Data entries
------------------------------------------------------------

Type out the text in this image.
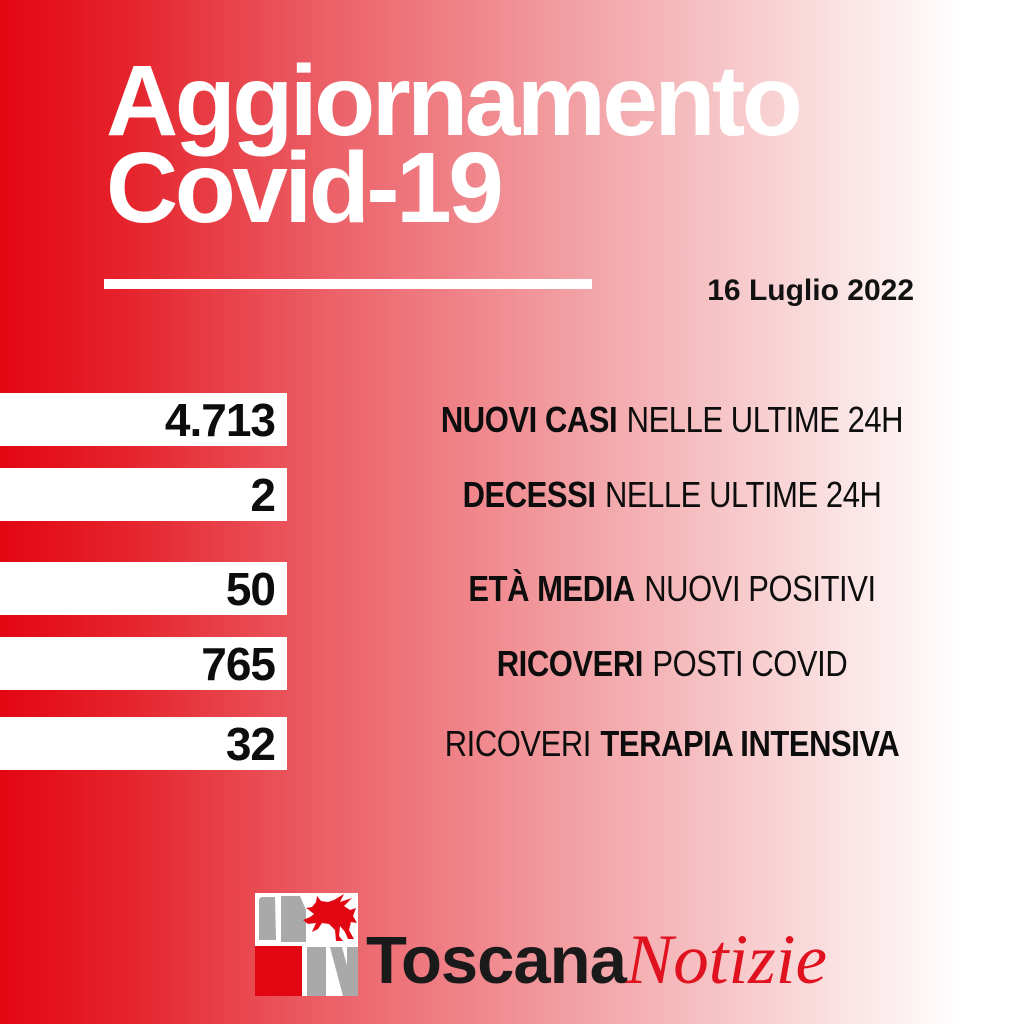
Aggiornamento
Covid-19
16 Luglio 2022
4.713	NUOVI CASI NELLE ULTIME 24H
2	DECESSI NELLE ULTIME 24H
50	ETÀ MEDIA NUOVI POSITIVI
765	RICOVERI POSTI COVID
32	RICOVERI TERAPIA INTENSIVA
ToscanaNotizie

------------------------------------------------------------

*DIRECTIONS*. All the lines above are to be given again exactly as they read, with the pictures removed.

*WRITTEN SOLUTION*.
Type out the text in this image.
Aggiornamento
Covid-19
16 Luglio 2022
4.713	NUOVI CASI NELLE ULTIME 24H
2	DECESSI NELLE ULTIME 24H
50	ETÀ MEDIA NUOVI POSITIVI
765	RICOVERI POSTI COVID
32	RICOVERI TERAPIA INTENSIVA
ToscanaNotizie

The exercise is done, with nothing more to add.